Zmodyfikowano 2 razy Ostatnia modyfikacja: 5 December 2023 2023 21:31

J jurek80
+1 / 3

@rafik54321 gosciu zjedz snikersa bo pierdzielisz od rzeczy. Nawet nie chce mi sie komentowac Twoich glupot.

rafik54321
-2 / 2

@adamIM "ty naprawdę wierzysz w to co piszesz czy przepisujesz bzdury z jakiejś eko-gazetki?? :) :)" - czytasz takie coś i wiesz, że to co poniżej będzie wielką bzdurą, bez odnoszenia się do argumentów. Szkoda mi czasu, skoro wg ciebie, daty ważności nie mają znaczenia - śmiało, konsumuj przeterminowane leki ;) .
Koniec tematu.

@jurek80 następny...

Skumajcie prostą rzecz.
Jeśli coś ma datę dajmy na to do 1.01.2024r, ale niby ma być do zjedzenia przez pół roku później, to po prostu by stuknęli datę 1.06.2024, bo po cholerę sobie obcinać czas i szybciej wywalać pełnoprawny produkt? Przecież to ekonomiczne sepuku... Logiki troszkę...

+++++

TREŚĆ ZADAŃ:
(1) Przepisz z dyskusji o datach ważności fragment, który otwierają słowa „Zmodyfikowano 2 razy”, a zamykają słowa „komentowac Twoich glupot.”.
(2) Na podstawie dyskusji o datach ważności wyjaśnij w jednym do trzech zdań, dlaczego według wpisu zaczynającego się od słów „Skumajcie prostą rzecz” producent nie podawałby wcześniejszej daty, gdyby produkt nadawał się do zjedzenia jeszcze pół roku później.

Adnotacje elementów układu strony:
+++++

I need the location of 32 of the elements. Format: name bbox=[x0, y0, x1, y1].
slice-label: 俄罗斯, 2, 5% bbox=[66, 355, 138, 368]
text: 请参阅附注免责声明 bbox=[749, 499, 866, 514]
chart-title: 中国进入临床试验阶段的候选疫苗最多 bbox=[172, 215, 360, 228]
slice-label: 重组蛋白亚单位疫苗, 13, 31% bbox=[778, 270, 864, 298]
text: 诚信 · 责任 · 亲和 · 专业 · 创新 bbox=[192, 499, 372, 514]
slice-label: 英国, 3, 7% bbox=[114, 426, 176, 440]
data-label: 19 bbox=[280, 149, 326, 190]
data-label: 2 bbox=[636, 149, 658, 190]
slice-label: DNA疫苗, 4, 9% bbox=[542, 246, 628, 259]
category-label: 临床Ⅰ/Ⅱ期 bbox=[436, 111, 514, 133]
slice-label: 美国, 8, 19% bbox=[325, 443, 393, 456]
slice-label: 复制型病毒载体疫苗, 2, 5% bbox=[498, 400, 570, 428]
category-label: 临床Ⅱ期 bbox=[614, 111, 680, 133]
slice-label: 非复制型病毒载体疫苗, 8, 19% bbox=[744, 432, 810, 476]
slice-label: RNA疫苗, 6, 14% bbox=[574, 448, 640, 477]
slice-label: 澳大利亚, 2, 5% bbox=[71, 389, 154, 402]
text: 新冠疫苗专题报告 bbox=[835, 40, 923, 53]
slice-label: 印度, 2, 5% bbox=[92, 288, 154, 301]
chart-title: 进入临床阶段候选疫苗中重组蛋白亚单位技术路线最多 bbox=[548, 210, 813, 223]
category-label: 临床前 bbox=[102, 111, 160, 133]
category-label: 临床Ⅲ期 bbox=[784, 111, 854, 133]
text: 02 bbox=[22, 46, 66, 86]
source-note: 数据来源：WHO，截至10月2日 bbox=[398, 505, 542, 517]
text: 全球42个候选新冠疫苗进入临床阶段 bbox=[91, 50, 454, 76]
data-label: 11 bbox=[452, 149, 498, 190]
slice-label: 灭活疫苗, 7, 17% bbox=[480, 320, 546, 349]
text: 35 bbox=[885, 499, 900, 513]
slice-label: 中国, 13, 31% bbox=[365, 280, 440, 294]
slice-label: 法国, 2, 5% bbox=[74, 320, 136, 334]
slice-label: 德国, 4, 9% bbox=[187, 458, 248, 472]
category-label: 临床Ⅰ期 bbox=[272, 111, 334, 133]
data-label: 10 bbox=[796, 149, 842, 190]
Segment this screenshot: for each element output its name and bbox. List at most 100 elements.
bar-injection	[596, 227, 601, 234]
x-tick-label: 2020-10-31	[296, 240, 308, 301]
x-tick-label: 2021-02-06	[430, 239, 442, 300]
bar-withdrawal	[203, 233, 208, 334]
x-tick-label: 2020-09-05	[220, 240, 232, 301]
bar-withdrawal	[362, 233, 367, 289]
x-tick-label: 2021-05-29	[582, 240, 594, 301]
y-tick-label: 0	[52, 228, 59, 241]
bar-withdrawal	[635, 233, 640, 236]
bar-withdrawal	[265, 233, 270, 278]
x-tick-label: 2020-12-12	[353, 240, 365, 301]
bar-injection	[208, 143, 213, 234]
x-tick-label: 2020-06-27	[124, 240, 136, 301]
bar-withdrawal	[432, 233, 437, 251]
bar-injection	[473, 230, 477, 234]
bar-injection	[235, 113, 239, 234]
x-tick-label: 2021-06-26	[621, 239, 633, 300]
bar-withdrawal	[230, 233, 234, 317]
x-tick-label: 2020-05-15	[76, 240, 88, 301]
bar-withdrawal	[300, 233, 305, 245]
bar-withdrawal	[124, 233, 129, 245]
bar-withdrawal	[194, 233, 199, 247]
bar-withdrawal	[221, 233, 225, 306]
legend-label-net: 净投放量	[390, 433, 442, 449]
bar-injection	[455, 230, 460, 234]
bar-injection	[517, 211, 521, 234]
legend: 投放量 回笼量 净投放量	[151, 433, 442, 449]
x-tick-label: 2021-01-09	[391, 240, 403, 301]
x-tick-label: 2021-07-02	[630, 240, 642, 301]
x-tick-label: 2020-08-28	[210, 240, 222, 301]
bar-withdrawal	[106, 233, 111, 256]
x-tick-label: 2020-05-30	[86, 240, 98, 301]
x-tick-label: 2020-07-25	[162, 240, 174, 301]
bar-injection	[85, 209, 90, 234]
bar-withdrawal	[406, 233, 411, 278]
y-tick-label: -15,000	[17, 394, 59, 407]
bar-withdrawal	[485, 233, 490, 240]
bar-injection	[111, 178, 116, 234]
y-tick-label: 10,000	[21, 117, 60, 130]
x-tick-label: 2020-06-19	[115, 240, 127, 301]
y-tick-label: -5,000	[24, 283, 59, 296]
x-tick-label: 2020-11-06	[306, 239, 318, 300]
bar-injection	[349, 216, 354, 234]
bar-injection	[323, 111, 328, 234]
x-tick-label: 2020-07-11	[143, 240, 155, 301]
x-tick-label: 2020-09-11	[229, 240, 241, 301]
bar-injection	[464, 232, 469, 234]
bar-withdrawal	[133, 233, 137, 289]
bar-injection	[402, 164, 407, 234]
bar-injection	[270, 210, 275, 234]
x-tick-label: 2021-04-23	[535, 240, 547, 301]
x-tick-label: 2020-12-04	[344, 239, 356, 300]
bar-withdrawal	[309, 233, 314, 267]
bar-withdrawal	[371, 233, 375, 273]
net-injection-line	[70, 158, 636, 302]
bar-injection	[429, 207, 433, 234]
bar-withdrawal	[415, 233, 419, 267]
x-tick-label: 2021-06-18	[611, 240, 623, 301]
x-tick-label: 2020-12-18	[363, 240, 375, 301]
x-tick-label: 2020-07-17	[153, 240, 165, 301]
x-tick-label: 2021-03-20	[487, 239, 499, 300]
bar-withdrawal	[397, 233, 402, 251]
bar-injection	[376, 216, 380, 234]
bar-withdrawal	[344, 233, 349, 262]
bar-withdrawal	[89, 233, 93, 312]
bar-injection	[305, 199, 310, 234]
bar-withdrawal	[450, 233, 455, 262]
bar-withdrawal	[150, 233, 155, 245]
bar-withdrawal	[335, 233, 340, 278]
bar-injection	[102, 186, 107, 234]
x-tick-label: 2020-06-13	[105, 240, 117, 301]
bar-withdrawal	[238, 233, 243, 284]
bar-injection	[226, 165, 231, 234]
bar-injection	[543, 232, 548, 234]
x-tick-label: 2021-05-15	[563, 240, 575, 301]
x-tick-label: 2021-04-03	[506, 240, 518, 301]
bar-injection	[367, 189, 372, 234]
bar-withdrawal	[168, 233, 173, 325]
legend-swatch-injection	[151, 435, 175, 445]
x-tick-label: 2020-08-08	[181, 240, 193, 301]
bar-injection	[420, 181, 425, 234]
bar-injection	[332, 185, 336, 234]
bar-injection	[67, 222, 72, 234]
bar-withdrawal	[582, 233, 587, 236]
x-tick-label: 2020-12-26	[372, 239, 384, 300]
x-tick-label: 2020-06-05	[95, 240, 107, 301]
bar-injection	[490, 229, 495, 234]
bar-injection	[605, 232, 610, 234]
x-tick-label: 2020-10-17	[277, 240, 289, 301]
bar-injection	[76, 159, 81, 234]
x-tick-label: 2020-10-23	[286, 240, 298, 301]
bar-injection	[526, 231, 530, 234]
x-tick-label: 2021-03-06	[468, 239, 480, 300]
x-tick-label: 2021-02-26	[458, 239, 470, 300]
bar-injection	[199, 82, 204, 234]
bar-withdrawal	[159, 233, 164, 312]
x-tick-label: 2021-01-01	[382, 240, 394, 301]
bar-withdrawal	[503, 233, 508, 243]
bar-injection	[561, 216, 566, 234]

+++++

ODPOWIEDZI DO ZADAŃ:
(1)
Zmodyfikowano 2 razy Ostatnia modyfikacja: 5 December 2023 2023 21:31

J jurek80
+1 / 3

@rafik54321 gosciu zjedz snikersa bo pierdzielisz od rzeczy. Nawet nie chce mi sie komentowac Twoich glupot.

(2) Według tego wpisu producent w takiej sytuacji po prostu wpisałby późniejszą datę, na przykład 1.06.2024 zamiast 1.01.2024. Skracanie sobie czasu i szybsze wyrzucanie pełnoprawnego produktu byłoby bowiem dla niego „ekonomicznym sepuku”.